=== What needs to be done ===
All entries below need to be written out exactly, but without their pictures.

=== Records provided ===
# # # # #
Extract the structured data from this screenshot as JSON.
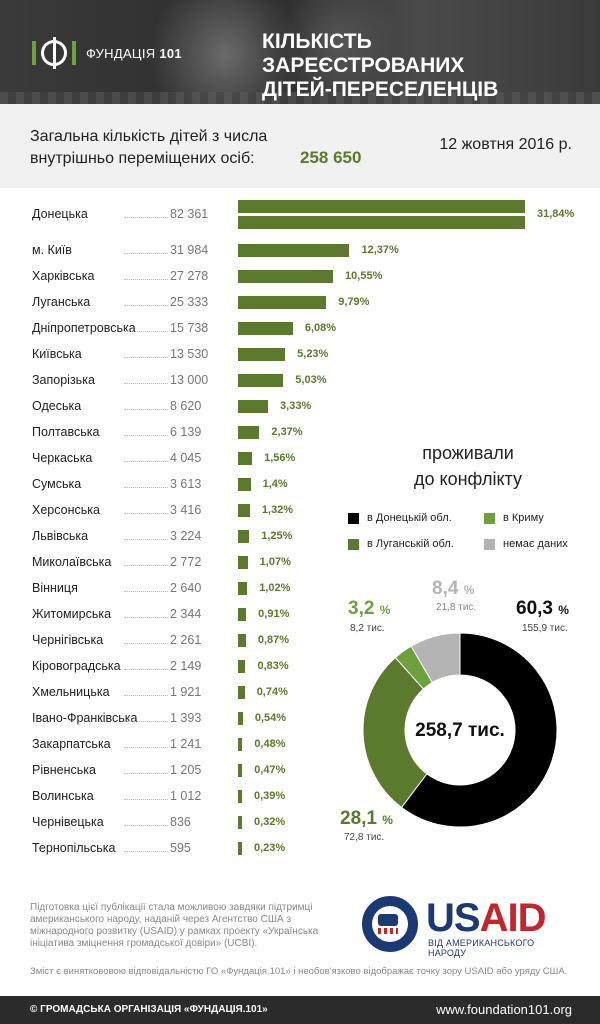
{
  "header": {
    "logo_text_prefix": "ФУНДАЦІЯ",
    "logo_text_number": "101",
    "title_line1": "КІЛЬКІСТЬ ЗАРЕЄСТРОВАНИХ",
    "title_line2": "ДІТЕЙ-ПЕРЕСЕЛЕНЦІВ"
  },
  "summary": {
    "label_line1": "Загальна кількість дітей з числа",
    "label_line2": "внутрішньо переміщених осіб:",
    "total": "258 650",
    "date": "12 жовтня 2016 р."
  },
  "colors": {
    "accent": "#5b7a2e",
    "donetsk": "#000000",
    "luhansk": "#5b7a2e",
    "crimea": "#6ea03c",
    "no_data": "#b4b4b4"
  },
  "chart_data": [
    {
      "type": "bar",
      "categories": [
        "Донецька",
        "м. Київ",
        "Харківська",
        "Луганська",
        "Дніпропетровська",
        "Київська",
        "Запорізька",
        "Одеська",
        "Полтавська",
        "Черкаська",
        "Сумська",
        "Херсонська",
        "Львівська",
        "Миколаївська",
        "Вінниця",
        "Житомирська",
        "Чернігівська",
        "Кіровоградська",
        "Хмельницька",
        "Івано-Франківська",
        "Закарпатська",
        "Рівненська",
        "Волинська",
        "Чернівецька",
        "Тернопільська"
      ],
      "value_labels": [
        "82 361",
        "31 984",
        "27 278",
        "25 333",
        "15 738",
        "13 530",
        "13 000",
        "8 620",
        "6 139",
        "4 045",
        "3 613",
        "3 416",
        "3 224",
        "2 772",
        "2 640",
        "2 344",
        "2 261",
        "2 149",
        "1 921",
        "1 393",
        "1 241",
        "1 205",
        "1 012",
        "836",
        "595"
      ],
      "values": [
        82361,
        31984,
        27278,
        25333,
        15738,
        13530,
        13000,
        8620,
        6139,
        4045,
        3613,
        3416,
        3224,
        2772,
        2640,
        2344,
        2261,
        2149,
        1921,
        1393,
        1241,
        1205,
        1012,
        836,
        595
      ],
      "percent_labels": [
        "31,84%",
        "12,37%",
        "10,55%",
        "9,79%",
        "6,08%",
        "5,23%",
        "5,03%",
        "3,33%",
        "2,37%",
        "1,56%",
        "1,4%",
        "1,32%",
        "1,25%",
        "1,07%",
        "1,02%",
        "0,91%",
        "0,87%",
        "0,83%",
        "0,74%",
        "0,54%",
        "0,48%",
        "0,47%",
        "0,39%",
        "0,32%",
        "0,23%"
      ],
      "percents": [
        31.84,
        12.37,
        10.55,
        9.79,
        6.08,
        5.23,
        5.03,
        3.33,
        2.37,
        1.56,
        1.4,
        1.32,
        1.25,
        1.07,
        1.02,
        0.91,
        0.87,
        0.83,
        0.74,
        0.54,
        0.48,
        0.47,
        0.39,
        0.32,
        0.23
      ],
      "orientation": "horizontal"
    },
    {
      "type": "pie",
      "title_line1": "проживали",
      "title_line2": "до конфлікту",
      "center_label": "258,7 тис.",
      "legend": [
        {
          "label": "в Донецькій обл.",
          "color": "#000000"
        },
        {
          "label": "в Криму",
          "color": "#6ea03c"
        },
        {
          "label": "в Луганській обл.",
          "color": "#5b7a2e"
        },
        {
          "label": "немає даних",
          "color": "#b4b4b4"
        }
      ],
      "slices": [
        {
          "name": "в Донецькій обл.",
          "value": 60.3,
          "pct_label": "60,3",
          "sub_label": "155,9 тис.",
          "color": "#000000"
        },
        {
          "name": "в Луганській обл.",
          "value": 28.1,
          "pct_label": "28,1",
          "sub_label": "72,8 тис.",
          "color": "#5b7a2e"
        },
        {
          "name": "в Криму",
          "value": 3.2,
          "pct_label": "3,2",
          "sub_label": "8,2 тис.",
          "color": "#6ea03c"
        },
        {
          "name": "немає даних",
          "value": 8.4,
          "pct_label": "8,4",
          "sub_label": "21,8 тис.",
          "color": "#b4b4b4"
        }
      ],
      "pct_sign": "%"
    }
  ],
  "footer": {
    "note": "Підготовка цієї публікації стала можливою завдяки підтримці американського народу, наданій через Агентство США з міжнародного розвитку (USAID) у рамках проекту «Українська ініціатива зміцнення громадської довіри» (UCBI).",
    "usaid_u": "US",
    "usaid_aid": "AID",
    "usaid_sub": "ВІД АМЕРИКАНСЬКОГО НАРОДУ",
    "disclaimer": "Зміст є виняткововою відповідальністю ГО «Фундація.101» і необов'язково відображає точку зору USAID або уряду США.",
    "copyright": "© ГРОМАДСЬКА ОРГАНІЗАЦІЯ «ФУНДАЦІЯ.101»",
    "website": "www.foundation101.org"
  }
}
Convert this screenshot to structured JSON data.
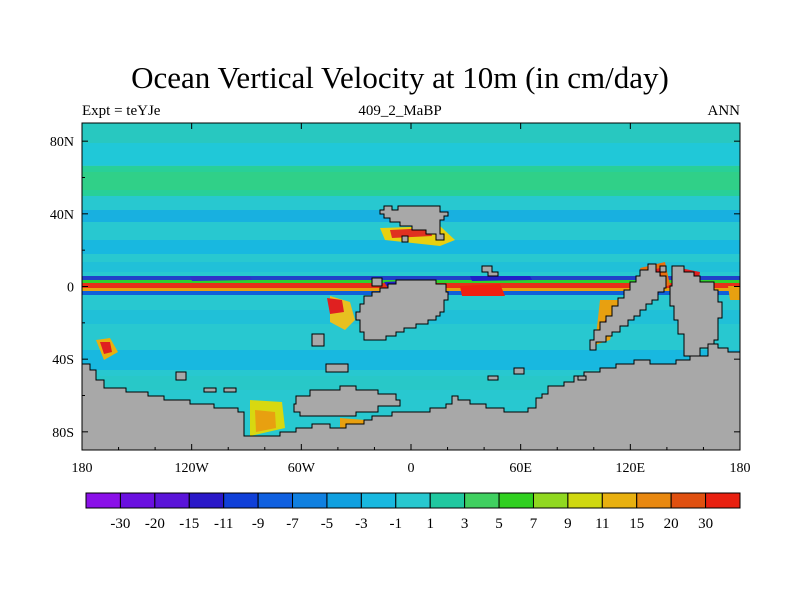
{
  "title": "Ocean Vertical Velocity at 10m (in cm/day)",
  "subtitle_left": "Expt = teYJe",
  "subtitle_center": "409_2_MaBP",
  "subtitle_right": "ANN",
  "colors": {
    "land": "#a8a8a8",
    "background_field": "#28c8d0",
    "upwelling_strong": "#e02020",
    "downwelling_strong": "#2020c8"
  },
  "chart_data": {
    "type": "heatmap",
    "projection": "cylindrical-equidistant",
    "variable": "Ocean vertical velocity at 10m",
    "units": "cm/day",
    "period": "ANN",
    "lon_range": [
      -180,
      180
    ],
    "lat_range": [
      -90,
      90
    ],
    "xtick_labels": [
      "180",
      "120W",
      "60W",
      "0",
      "60E",
      "120E",
      "180"
    ],
    "xtick_values": [
      -180,
      -120,
      -60,
      0,
      60,
      120,
      180
    ],
    "ytick_labels": [
      "80N",
      "40N",
      "0",
      "40S",
      "80S"
    ],
    "ytick_values": [
      80,
      40,
      0,
      -40,
      -80
    ],
    "colorbar": {
      "levels": [
        -30,
        -20,
        -15,
        -11,
        -9,
        -7,
        -5,
        -3,
        -1,
        1,
        3,
        5,
        7,
        9,
        11,
        15,
        20,
        30
      ],
      "labels": [
        "-30",
        "-20",
        "-15",
        "-11",
        "-9",
        "-7",
        "-5",
        "-3",
        "-1",
        "1",
        "3",
        "5",
        "7",
        "9",
        "11",
        "15",
        "20",
        "30"
      ],
      "colors": [
        "#8a10e8",
        "#6a10e0",
        "#5a14d8",
        "#2a18c8",
        "#1040d8",
        "#1060e0",
        "#1080e0",
        "#10a0e0",
        "#18b8e0",
        "#28c8d0",
        "#20c8a0",
        "#40d060",
        "#30d020",
        "#90d820",
        "#d0d810",
        "#e8b010",
        "#e88810",
        "#e05010",
        "#e82010"
      ]
    },
    "features": [
      {
        "name": "equatorial-upwelling",
        "lat": 0,
        "lon_range": [
          -180,
          180
        ],
        "sign": "positive"
      },
      {
        "name": "off-equatorial-downwelling",
        "lat": 5,
        "lon_range": [
          -180,
          180
        ],
        "sign": "negative"
      }
    ]
  }
}
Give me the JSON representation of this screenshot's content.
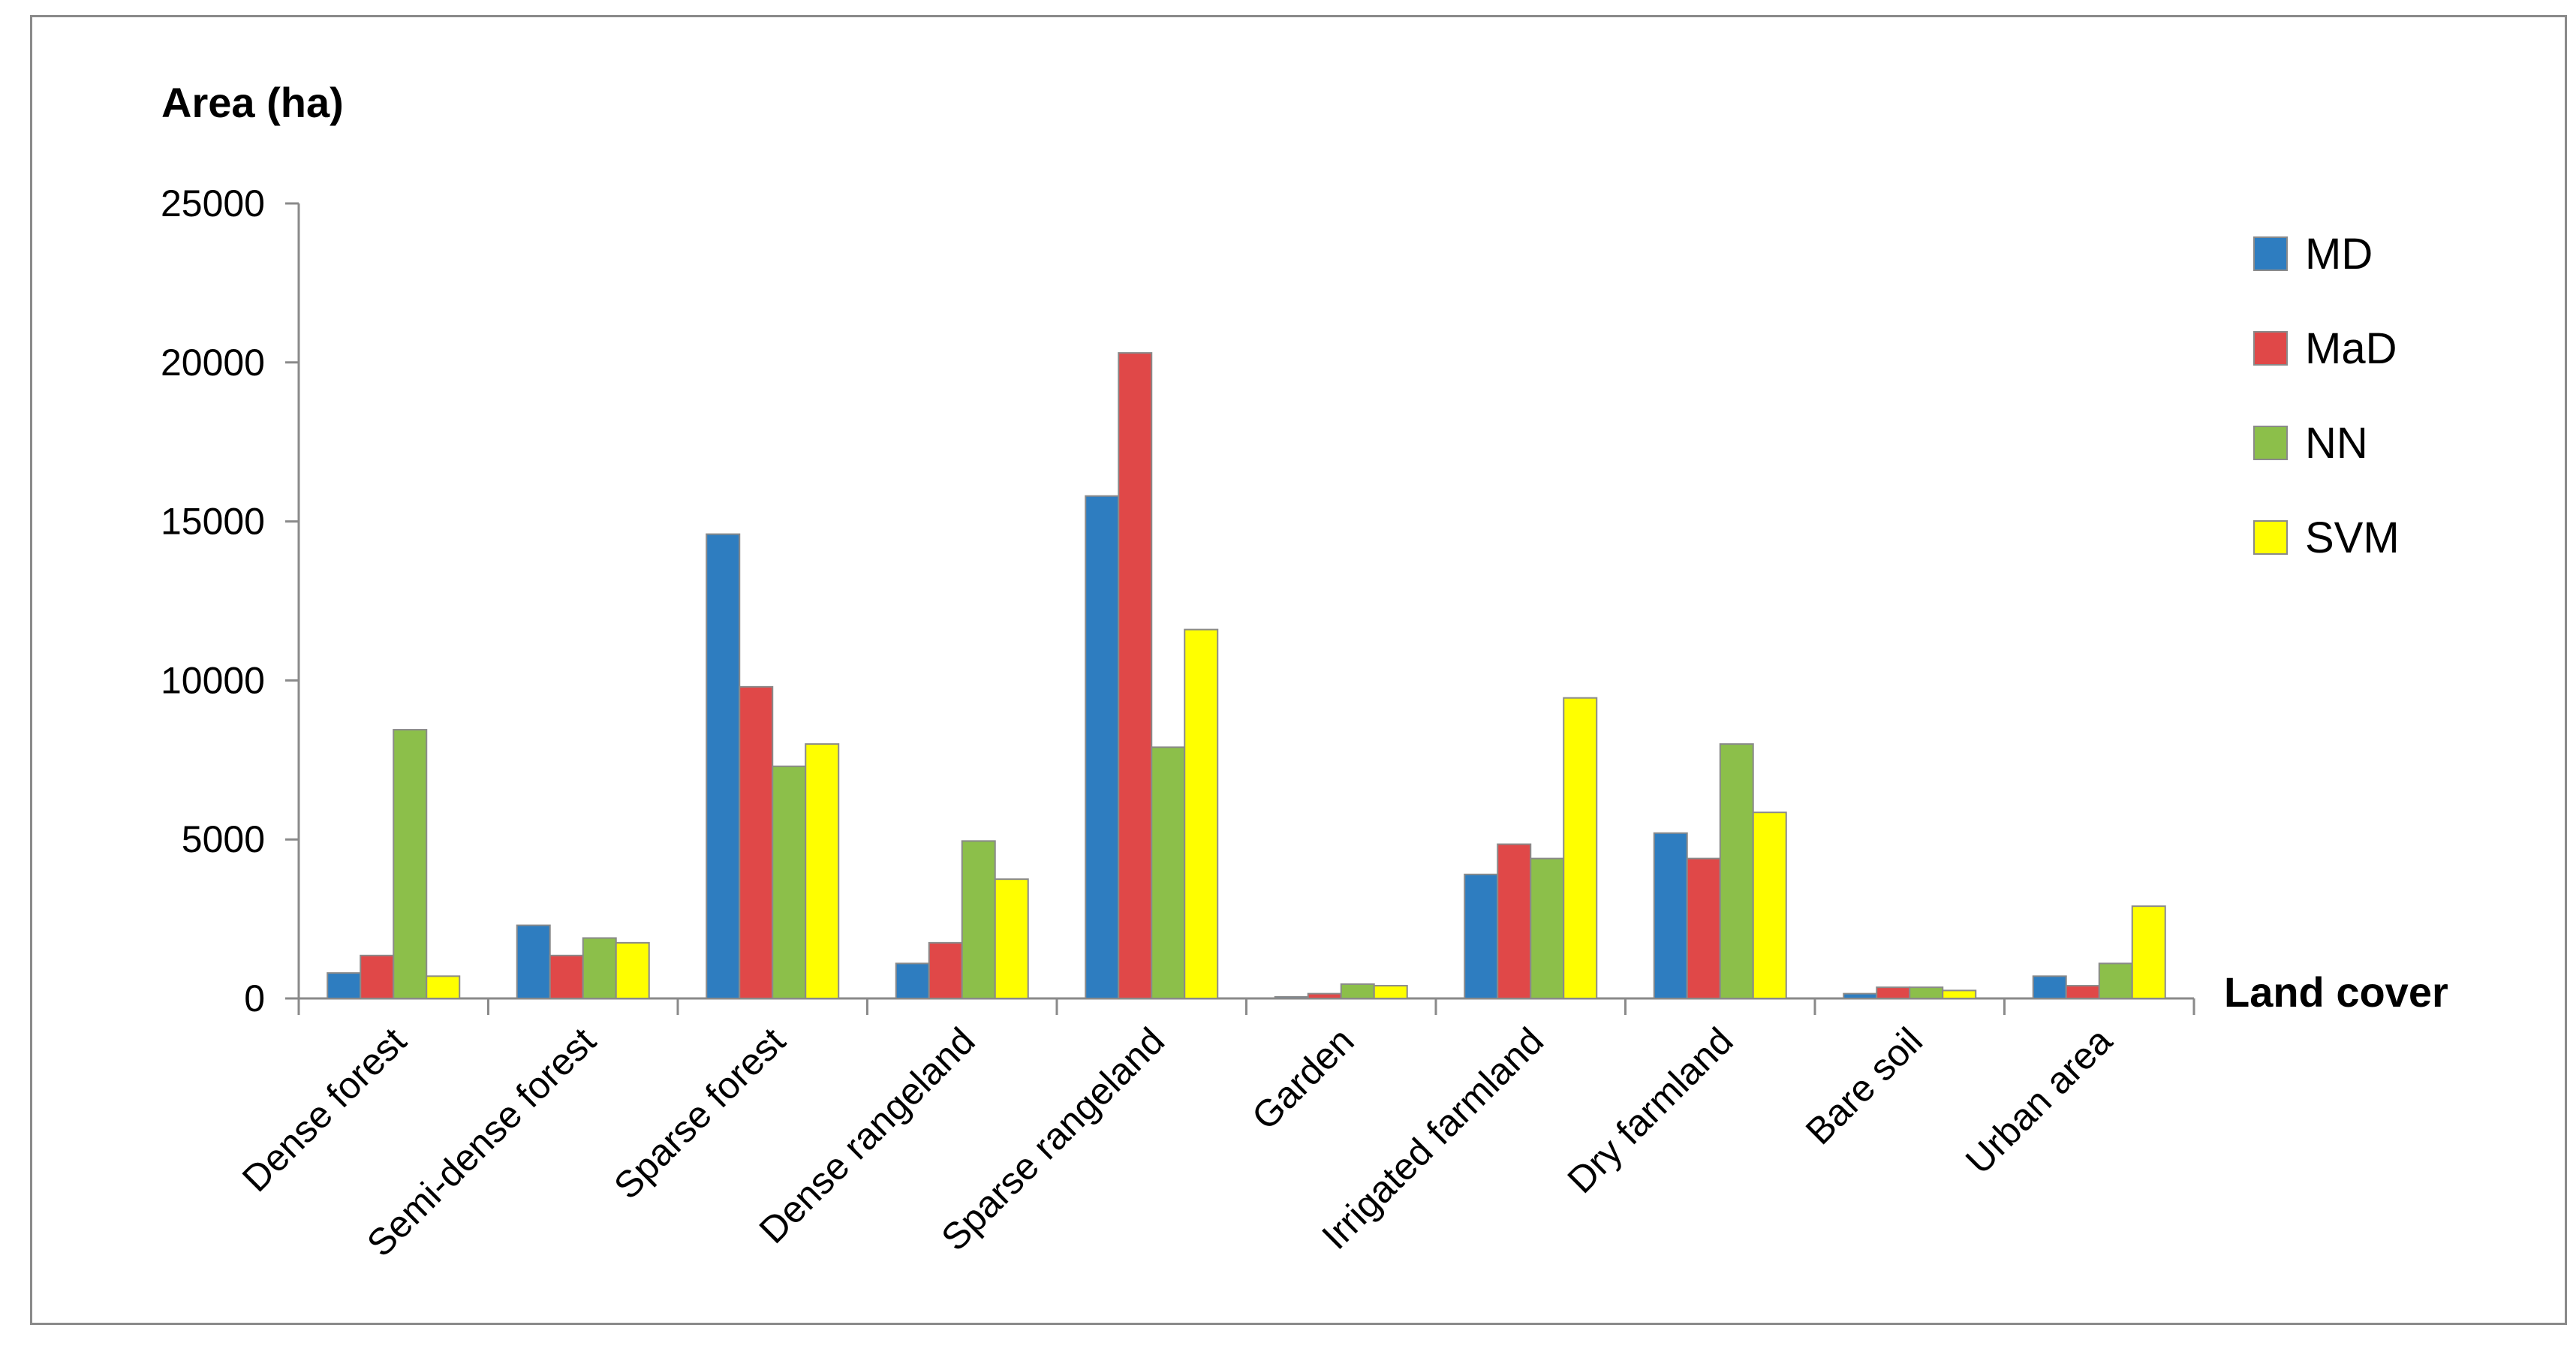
# # # # #
=== Written solution ===
Extract the structured data from this screenshot as JSON.
{
  "header": {
    "logo_text_prefix": "ФУНДАЦІЯ",
    "logo_text_number": "101",
    "title_line1": "КІЛЬКІСТЬ ЗАРЕЄСТРОВАНИХ",
    "title_line2": "ДІТЕЙ-ПЕРЕСЕЛЕНЦІВ"
  },
  "summary": {
    "label_line1": "Загальна кількість дітей з числа",
    "label_line2": "внутрішньо переміщених осіб:",
    "total": "258 650",
    "date": "12 жовтня 2016 р."
  },
  "colors": {
    "accent": "#5b7a2e",
    "donetsk": "#000000",
    "luhansk": "#5b7a2e",
    "crimea": "#6ea03c",
    "no_data": "#b4b4b4"
  },
  "chart_data": [
    {
      "type": "bar",
      "categories": [
        "Донецька",
        "м. Київ",
        "Харківська",
        "Луганська",
        "Дніпропетровська",
        "Київська",
        "Запорізька",
        "Одеська",
        "Полтавська",
        "Черкаська",
        "Сумська",
        "Херсонська",
        "Львівська",
        "Миколаївська",
        "Вінниця",
        "Житомирська",
        "Чернігівська",
        "Кіровоградська",
        "Хмельницька",
        "Івано-Франківська",
        "Закарпатська",
        "Рівненська",
        "Волинська",
        "Чернівецька",
        "Тернопільська"
      ],
      "value_labels": [
        "82 361",
        "31 984",
        "27 278",
        "25 333",
        "15 738",
        "13 530",
        "13 000",
        "8 620",
        "6 139",
        "4 045",
        "3 613",
        "3 416",
        "3 224",
        "2 772",
        "2 640",
        "2 344",
        "2 261",
        "2 149",
        "1 921",
        "1 393",
        "1 241",
        "1 205",
        "1 012",
        "836",
        "595"
      ],
      "values": [
        82361,
        31984,
        27278,
        25333,
        15738,
        13530,
        13000,
        8620,
        6139,
        4045,
        3613,
        3416,
        3224,
        2772,
        2640,
        2344,
        2261,
        2149,
        1921,
        1393,
        1241,
        1205,
        1012,
        836,
        595
      ],
      "percent_labels": [
        "31,84%",
        "12,37%",
        "10,55%",
        "9,79%",
        "6,08%",
        "5,23%",
        "5,03%",
        "3,33%",
        "2,37%",
        "1,56%",
        "1,4%",
        "1,32%",
        "1,25%",
        "1,07%",
        "1,02%",
        "0,91%",
        "0,87%",
        "0,83%",
        "0,74%",
        "0,54%",
        "0,48%",
        "0,47%",
        "0,39%",
        "0,32%",
        "0,23%"
      ],
      "percents": [
        31.84,
        12.37,
        10.55,
        9.79,
        6.08,
        5.23,
        5.03,
        3.33,
        2.37,
        1.56,
        1.4,
        1.32,
        1.25,
        1.07,
        1.02,
        0.91,
        0.87,
        0.83,
        0.74,
        0.54,
        0.48,
        0.47,
        0.39,
        0.32,
        0.23
      ],
      "orientation": "horizontal"
    },
    {
      "type": "pie",
      "title_line1": "проживали",
      "title_line2": "до конфлікту",
      "center_label": "258,7 тис.",
      "legend": [
        {
          "label": "в Донецькій обл.",
          "color": "#000000"
        },
        {
          "label": "в Криму",
          "color": "#6ea03c"
        },
        {
          "label": "в Луганській обл.",
          "color": "#5b7a2e"
        },
        {
          "label": "немає даних",
          "color": "#b4b4b4"
        }
      ],
      "slices": [
        {
          "name": "в Донецькій обл.",
          "value": 60.3,
          "pct_label": "60,3",
          "sub_label": "155,9 тис.",
          "color": "#000000"
        },
        {
          "name": "в Луганській обл.",
          "value": 28.1,
          "pct_label": "28,1",
          "sub_label": "72,8 тис.",
          "color": "#5b7a2e"
        },
        {
          "name": "в Криму",
          "value": 3.2,
          "pct_label": "3,2",
          "sub_label": "8,2 тис.",
          "color": "#6ea03c"
        },
        {
          "name": "немає даних",
          "value": 8.4,
          "pct_label": "8,4",
          "sub_label": "21,8 тис.",
          "color": "#b4b4b4"
        }
      ],
      "pct_sign": "%"
    }
  ],
  "footer": {
    "note": "Підготовка цієї публікації стала можливою завдяки підтримці американського народу, наданій через Агентство США з міжнародного розвитку (USAID) у рамках проекту «Українська ініціатива зміцнення громадської довіри» (UCBI).",
    "usaid_u": "US",
    "usaid_aid": "AID",
    "usaid_sub": "ВІД АМЕРИКАНСЬКОГО НАРОДУ",
    "disclaimer": "Зміст є виняткововою відповідальністю ГО «Фундація.101» і необов'язково відображає точку зору USAID або уряду США.",
    "copyright": "© ГРОМАДСЬКА ОРГАНІЗАЦІЯ «ФУНДАЦІЯ.101»",
    "website": "www.foundation101.org"
  }
}
Convert this screenshot to structured JSON data.
{
  "title": "Ocean Vertical Velocity at 10m (in cm/day)",
  "subtitle_left": "Expt = teYJe",
  "subtitle_center": "409_2_MaBP",
  "subtitle_right": "ANN",
  "colors": {
    "land": "#a8a8a8",
    "background_field": "#28c8d0",
    "upwelling_strong": "#e02020",
    "downwelling_strong": "#2020c8"
  },
  "chart_data": {
    "type": "heatmap",
    "projection": "cylindrical-equidistant",
    "variable": "Ocean vertical velocity at 10m",
    "units": "cm/day",
    "period": "ANN",
    "lon_range": [
      -180,
      180
    ],
    "lat_range": [
      -90,
      90
    ],
    "xtick_labels": [
      "180",
      "120W",
      "60W",
      "0",
      "60E",
      "120E",
      "180"
    ],
    "xtick_values": [
      -180,
      -120,
      -60,
      0,
      60,
      120,
      180
    ],
    "ytick_labels": [
      "80N",
      "40N",
      "0",
      "40S",
      "80S"
    ],
    "ytick_values": [
      80,
      40,
      0,
      -40,
      -80
    ],
    "colorbar": {
      "levels": [
        -30,
        -20,
        -15,
        -11,
        -9,
        -7,
        -5,
        -3,
        -1,
        1,
        3,
        5,
        7,
        9,
        11,
        15,
        20,
        30
      ],
      "labels": [
        "-30",
        "-20",
        "-15",
        "-11",
        "-9",
        "-7",
        "-5",
        "-3",
        "-1",
        "1",
        "3",
        "5",
        "7",
        "9",
        "11",
        "15",
        "20",
        "30"
      ],
      "colors": [
        "#8a10e8",
        "#6a10e0",
        "#5a14d8",
        "#2a18c8",
        "#1040d8",
        "#1060e0",
        "#1080e0",
        "#10a0e0",
        "#18b8e0",
        "#28c8d0",
        "#20c8a0",
        "#40d060",
        "#30d020",
        "#90d820",
        "#d0d810",
        "#e8b010",
        "#e88810",
        "#e05010",
        "#e82010"
      ]
    },
    "features": [
      {
        "name": "equatorial-upwelling",
        "lat": 0,
        "lon_range": [
          -180,
          180
        ],
        "sign": "positive"
      },
      {
        "name": "off-equatorial-downwelling",
        "lat": 5,
        "lon_range": [
          -180,
          180
        ],
        "sign": "negative"
      }
    ]
  }
}
Give me the JSON representation of this screenshot's content.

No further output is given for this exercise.